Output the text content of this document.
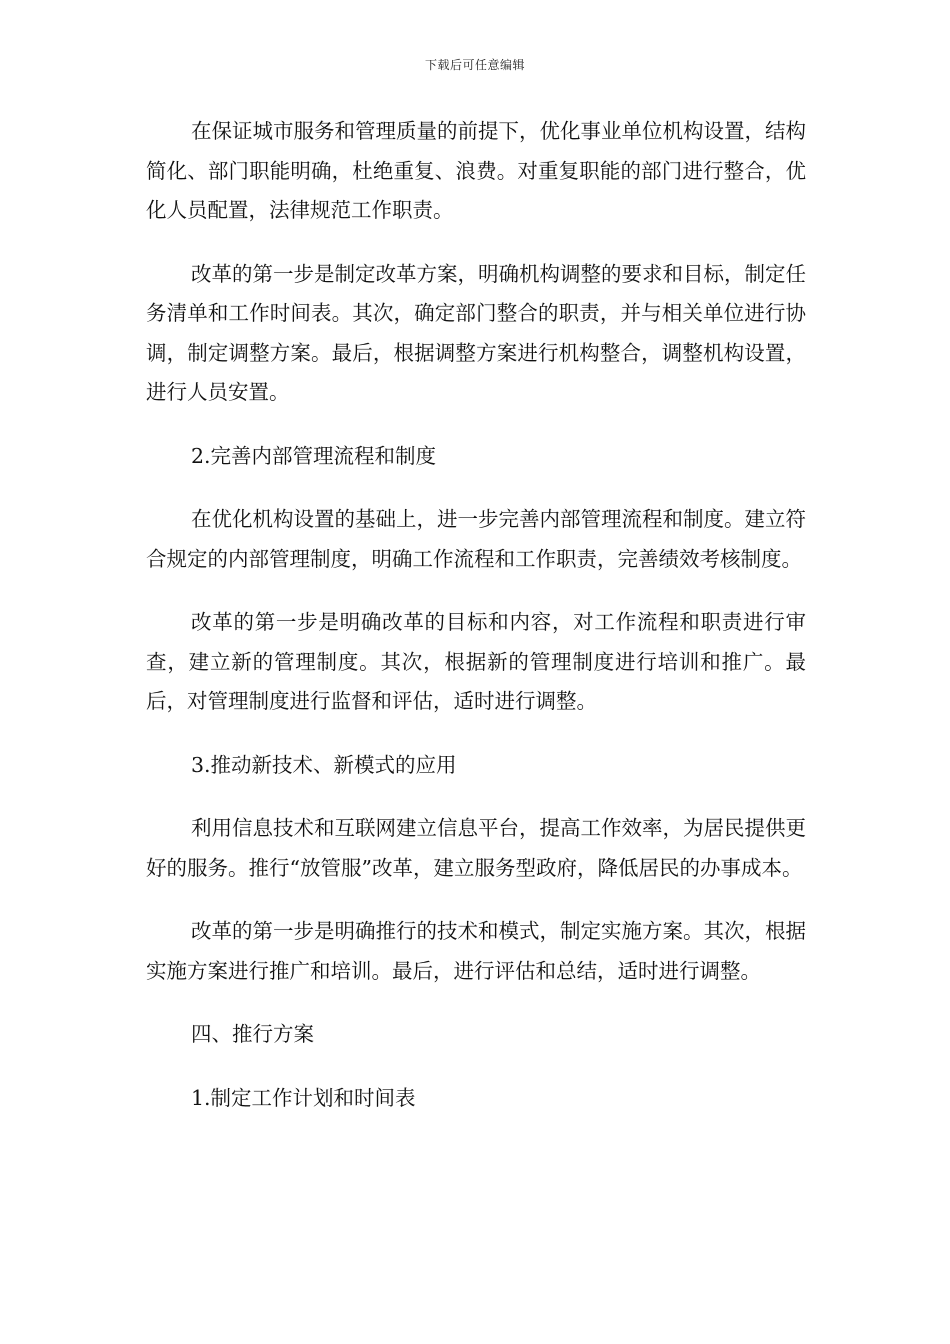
下载后可任意编辑

在保证城市服务和管理质量的前提下，优化事业单位机构设置，结构简化、部门职能明确，杜绝重复、浪费。对重复职能的部门进行整合，优化人员配置，法律规范工作职责。

改革的第一步是制定改革方案，明确机构调整的要求和目标，制定任务清单和工作时间表。其次，确定部门整合的职责，并与相关单位进行协调，制定调整方案。最后，根据调整方案进行机构整合，调整机构设置，进行人员安置。

2.完善内部管理流程和制度

在优化机构设置的基础上，进一步完善内部管理流程和制度。建立符合规定的内部管理制度，明确工作流程和工作职责，完善绩效考核制度。

改革的第一步是明确改革的目标和内容，对工作流程和职责进行审查，建立新的管理制度。其次，根据新的管理制度进行培训和推广。最后，对管理制度进行监督和评估，适时进行调整。

3.推动新技术、新模式的应用

利用信息技术和互联网建立信息平台，提高工作效率，为居民提供更好的服务。推行“放管服”改革，建立服务型政府，降低居民的办事成本。

改革的第一步是明确推行的技术和模式，制定实施方案。其次，根据实施方案进行推广和培训。最后，进行评估和总结，适时进行调整。

四、推行方案

1.制定工作计划和时间表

= = = =

**EXERCISE DESCRIPTION**
Quote the listing above in full, except for the pictures.

**CORRECT RESULT**
Output the text content of this document.
下载后可任意编辑

在保证城市服务和管理质量的前提下，优化事业单位机构设置，结构简化、部门职能明确，杜绝重复、浪费。对重复职能的部门进行整合，优化人员配置，法律规范工作职责。

改革的第一步是制定改革方案，明确机构调整的要求和目标，制定任务清单和工作时间表。其次，确定部门整合的职责，并与相关单位进行协调，制定调整方案。最后，根据调整方案进行机构整合，调整机构设置，进行人员安置。

2.完善内部管理流程和制度

在优化机构设置的基础上，进一步完善内部管理流程和制度。建立符合规定的内部管理制度，明确工作流程和工作职责，完善绩效考核制度。

改革的第一步是明确改革的目标和内容，对工作流程和职责进行审查，建立新的管理制度。其次，根据新的管理制度进行培训和推广。最后，对管理制度进行监督和评估，适时进行调整。

3.推动新技术、新模式的应用

利用信息技术和互联网建立信息平台，提高工作效率，为居民提供更好的服务。推行“放管服”改革，建立服务型政府，降低居民的办事成本。

改革的第一步是明确推行的技术和模式，制定实施方案。其次，根据实施方案进行推广和培训。最后，进行评估和总结，适时进行调整。

四、推行方案

1.制定工作计划和时间表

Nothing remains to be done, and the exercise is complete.